What you should do>
Render each line of the records below as one string in a JSON list, skipping blank lines and omitting the pictures.

┌────────

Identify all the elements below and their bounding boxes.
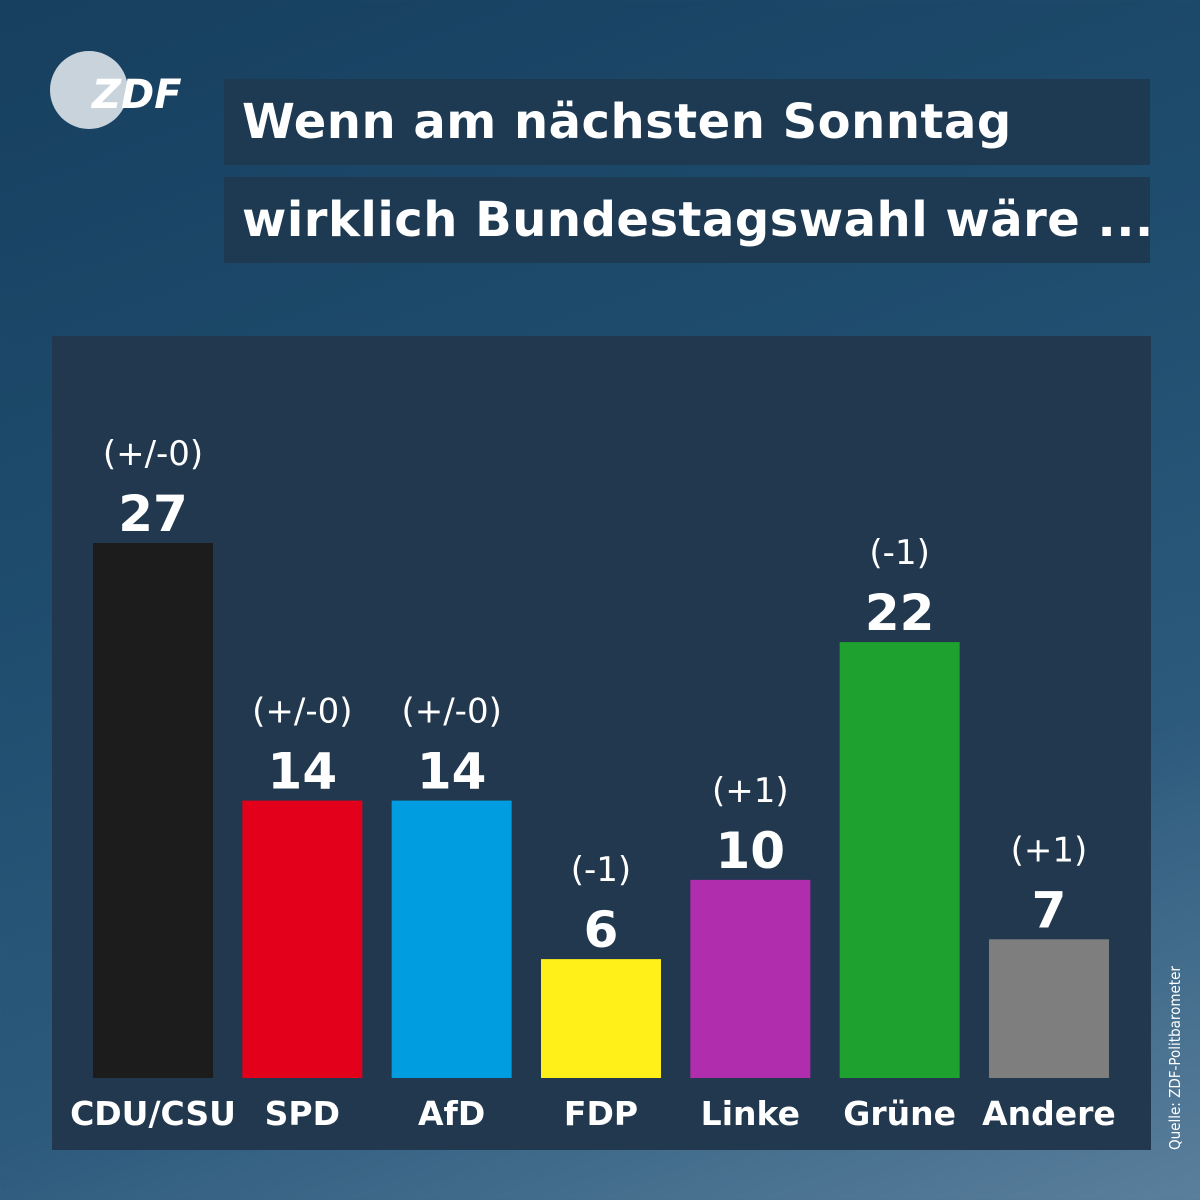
page-title-line-2: wirklich Bundestagswahl wäre ... (224, 177, 1153, 263)
bar-change-label: (+1) (712, 771, 789, 811)
bar-value-label: 27 (118, 485, 188, 543)
source-text: Quelle: ZDF-Politbarometer (1166, 966, 1184, 1150)
bar (242, 800, 363, 1078)
page-title-line-1: Wenn am nächsten Sonntag (224, 79, 1150, 165)
category-label: CDU/CSU (70, 1094, 236, 1133)
bar-chart: 27 (+/-0) CDU/CSU 14 (+/-0) SPD 14 (+/-0) AfD 6 (-… (70, 434, 1116, 1133)
bar-value-label: 14 (417, 743, 487, 801)
bar-value-label: 22 (865, 584, 935, 642)
bar-value-label: 10 (716, 822, 786, 880)
bar-value-label: 7 (1032, 881, 1067, 939)
category-label: AfD (418, 1094, 485, 1133)
bar-change-label: (+/-0) (401, 692, 501, 732)
bar-change-label: (+/-0) (252, 692, 352, 732)
bar-value-label: 6 (584, 901, 619, 959)
category-label: Andere (982, 1094, 1116, 1133)
zdf-logo: ZDF (50, 50, 190, 130)
bar (391, 800, 512, 1078)
bar (690, 879, 811, 1078)
zdf-logo-icon: ZDF (50, 51, 182, 129)
category-label: SPD (265, 1094, 340, 1133)
source-note: Quelle: ZDF-Politbarometer (1163, 918, 1200, 1150)
category-label: FDP (564, 1094, 638, 1133)
bar (839, 642, 960, 1078)
zdf-logo-text: ZDF (90, 72, 182, 118)
category-label: Grüne (843, 1094, 956, 1133)
bar-value-label: 14 (268, 743, 338, 801)
category-label: Linke (701, 1094, 800, 1133)
bar-change-label: (+1) (1011, 830, 1088, 870)
chart-panel: 27 (+/-0) CDU/CSU 14 (+/-0) SPD 14 (+/-0) AfD 6 (-… (52, 336, 1151, 1150)
bar (988, 939, 1109, 1078)
bar-change-label: (-1) (571, 850, 631, 890)
bar (540, 959, 661, 1078)
bar-change-label: (+/-0) (103, 434, 203, 474)
bar (93, 543, 213, 1078)
bar-change-label: (-1) (869, 533, 929, 573)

└────────

Solution>
[
  "Identify all the elements below and their bounding boxes.",
  "page-title-line-2: wirklich Bundestagswahl wäre ... (224, 177, 1153, 263)",
  "bar-change-label: (+1) (712, 771, 789, 811)",
  "bar-value-label: 27 (118, 485, 188, 543)",
  "source-text: Quelle: ZDF-Politbarometer (1166, 966, 1184, 1150)",
  "bar (242, 800, 363, 1078)",
  "page-title-line-1: Wenn am nächsten Sonntag (224, 79, 1150, 165)",
  "category-label: CDU/CSU (70, 1094, 236, 1133)",
  "bar-chart: 27 (+/-0) CDU/CSU 14 (+/-0) SPD 14 (+/-0) AfD 6 (-… (70, 434, 1116, 1133)",
  "bar-value-label: 14 (417, 743, 487, 801)",
  "bar-value-label: 22 (865, 584, 935, 642)",
  "bar-value-label: 10 (716, 822, 786, 880)",
  "bar-value-label: 7 (1032, 881, 1067, 939)",
  "category-label: AfD (418, 1094, 485, 1133)",
  "bar-change-label: (+/-0) (401, 692, 501, 732)",
  "bar-change-label: (+/-0) (252, 692, 352, 732)",
  "bar-value-label: 6 (584, 901, 619, 959)",
  "category-label: Andere (982, 1094, 1116, 1133)",
  "zdf-logo: ZDF (50, 50, 190, 130)",
  "bar (391, 800, 512, 1078)",
  "bar (690, 879, 811, 1078)",
  "zdf-logo-icon: ZDF (50, 51, 182, 129)",
  "category-label: SPD (265, 1094, 340, 1133)",
  "source-note: Quelle: ZDF-Politbarometer (1163, 918, 1200, 1150)",
  "category-label: FDP (564, 1094, 638, 1133)",
  "bar (839, 642, 960, 1078)",
  "zdf-logo-text: ZDF (90, 72, 182, 118)",
  "category-label: Grüne (843, 1094, 956, 1133)",
  "bar-value-label: 14 (268, 743, 338, 801)",
  "category-label: Linke (701, 1094, 800, 1133)",
  "bar-change-label: (+1) (1011, 830, 1088, 870)",
  "chart-panel: 27 (+/-0) CDU/CSU 14 (+/-0) SPD 14 (+/-0) AfD 6 (-… (52, 336, 1151, 1150)",
  "bar (988, 939, 1109, 1078)",
  "bar-change-label: (-1) (571, 850, 631, 890)",
  "bar (540, 959, 661, 1078)",
  "bar-change-label: (+/-0) (103, 434, 203, 474)",
  "bar (93, 543, 213, 1078)",
  "bar-change-label: (-1) (869, 533, 929, 573)"
]